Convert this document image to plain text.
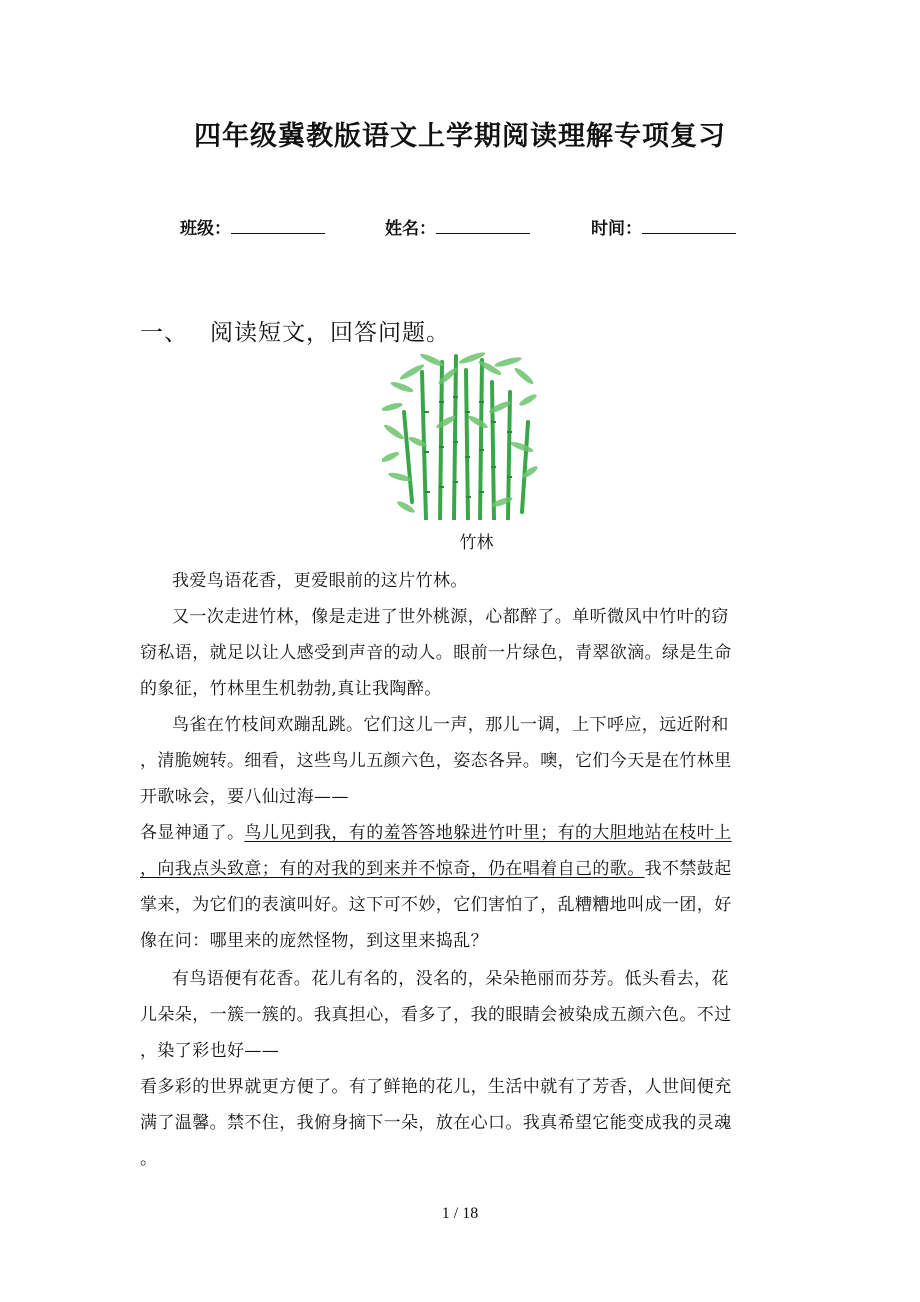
四年级冀教版语文上学期阅读理解专项复习
班级：	姓名：	时间：
一、 阅读短文，回答问题。
竹林
我爱鸟语花香，更爱眼前的这片竹林。
又一次走进竹林，像是走进了世外桃源，心都醉了。单听微风中竹叶的窃
窃私语，就足以让人感受到声音的动人。眼前一片绿色，青翠欲滴。绿是生命
的象征，竹林里生机勃勃,真让我陶醉。
鸟雀在竹枝间欢蹦乱跳。它们这儿一声，那儿一调，上下呼应，远近附和
，清脆婉转。细看，这些鸟儿五颜六色，姿态各异。噢，它们今天是在竹林里
开歌咏会，要八仙过海——
各显神通了。鸟儿见到我，有的羞答答地躲进竹叶里；有的大胆地站在枝叶上
，向我点头致意；有的对我的到来并不惊奇，仍在唱着自己的歌。我不禁鼓起
掌来，为它们的表演叫好。这下可不妙，它们害怕了，乱糟糟地叫成一团，好
像在问：哪里来的庞然怪物，到这里来捣乱？
有鸟语便有花香。花儿有名的，没名的，朵朵艳丽而芬芳。低头看去，花
儿朵朵，一簇一簇的。我真担心，看多了，我的眼睛会被染成五颜六色。不过
，染了彩也好——
看多彩的世界就更方便了。有了鲜艳的花儿，生活中就有了芳香，人世间便充
满了温馨。禁不住，我俯身摘下一朵，放在心口。我真希望它能变成我的灵魂
。
1 / 18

### Task goal
Transcribe every entry above exactly. Omit all pictures.

### Answer for the task
Convert this document image to plain text.
四年级冀教版语文上学期阅读理解专项复习
班级：	姓名：	时间：
一、 阅读短文，回答问题。
竹林
我爱鸟语花香，更爱眼前的这片竹林。
又一次走进竹林，像是走进了世外桃源，心都醉了。单听微风中竹叶的窃
窃私语，就足以让人感受到声音的动人。眼前一片绿色，青翠欲滴。绿是生命
的象征，竹林里生机勃勃,真让我陶醉。
鸟雀在竹枝间欢蹦乱跳。它们这儿一声，那儿一调，上下呼应，远近附和
，清脆婉转。细看，这些鸟儿五颜六色，姿态各异。噢，它们今天是在竹林里
开歌咏会，要八仙过海——
各显神通了。鸟儿见到我，有的羞答答地躲进竹叶里；有的大胆地站在枝叶上
，向我点头致意；有的对我的到来并不惊奇，仍在唱着自己的歌。我不禁鼓起
掌来，为它们的表演叫好。这下可不妙，它们害怕了，乱糟糟地叫成一团，好
像在问：哪里来的庞然怪物，到这里来捣乱？
有鸟语便有花香。花儿有名的，没名的，朵朵艳丽而芬芳。低头看去，花
儿朵朵，一簇一簇的。我真担心，看多了，我的眼睛会被染成五颜六色。不过
，染了彩也好——
看多彩的世界就更方便了。有了鲜艳的花儿，生活中就有了芳香，人世间便充
满了温馨。禁不住，我俯身摘下一朵，放在心口。我真希望它能变成我的灵魂
。
1 / 18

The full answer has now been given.